(Saved data entries)

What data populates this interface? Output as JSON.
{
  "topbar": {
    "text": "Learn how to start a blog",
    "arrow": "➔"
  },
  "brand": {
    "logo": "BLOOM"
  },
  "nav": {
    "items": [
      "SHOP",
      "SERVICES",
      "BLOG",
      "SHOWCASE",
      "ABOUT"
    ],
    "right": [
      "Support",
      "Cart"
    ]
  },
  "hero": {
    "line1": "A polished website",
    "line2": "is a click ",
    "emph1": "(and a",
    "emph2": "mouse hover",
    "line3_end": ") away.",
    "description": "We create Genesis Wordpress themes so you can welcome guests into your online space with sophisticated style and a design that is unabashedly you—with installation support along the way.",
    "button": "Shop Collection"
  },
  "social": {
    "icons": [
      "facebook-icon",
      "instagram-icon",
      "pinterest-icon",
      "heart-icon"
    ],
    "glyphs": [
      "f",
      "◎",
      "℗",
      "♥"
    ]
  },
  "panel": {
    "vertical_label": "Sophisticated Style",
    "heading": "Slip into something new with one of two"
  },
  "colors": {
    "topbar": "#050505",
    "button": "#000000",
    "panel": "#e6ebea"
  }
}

* **Task details**
Word for word, restate all of the data shown above.

* **Exercise result**
What data populates this interface? Output as JSON.
{
  "topbar": {
    "text": "Learn how to start a blog",
    "arrow": "➔"
  },
  "brand": {
    "logo": "BLOOM"
  },
  "nav": {
    "items": [
      "SHOP",
      "SERVICES",
      "BLOG",
      "SHOWCASE",
      "ABOUT"
    ],
    "right": [
      "Support",
      "Cart"
    ]
  },
  "hero": {
    "line1": "A polished website",
    "line2": "is a click ",
    "emph1": "(and a",
    "emph2": "mouse hover",
    "line3_end": ") away.",
    "description": "We create Genesis Wordpress themes so you can welcome guests into your online space with sophisticated style and a design that is unabashedly you—with installation support along the way.",
    "button": "Shop Collection"
  },
  "social": {
    "icons": [
      "facebook-icon",
      "instagram-icon",
      "pinterest-icon",
      "heart-icon"
    ],
    "glyphs": [
      "f",
      "◎",
      "℗",
      "♥"
    ]
  },
  "panel": {
    "vertical_label": "Sophisticated Style",
    "heading": "Slip into something new with one of two"
  },
  "colors": {
    "topbar": "#050505",
    "button": "#000000",
    "panel": "#e6ebea"
  }
}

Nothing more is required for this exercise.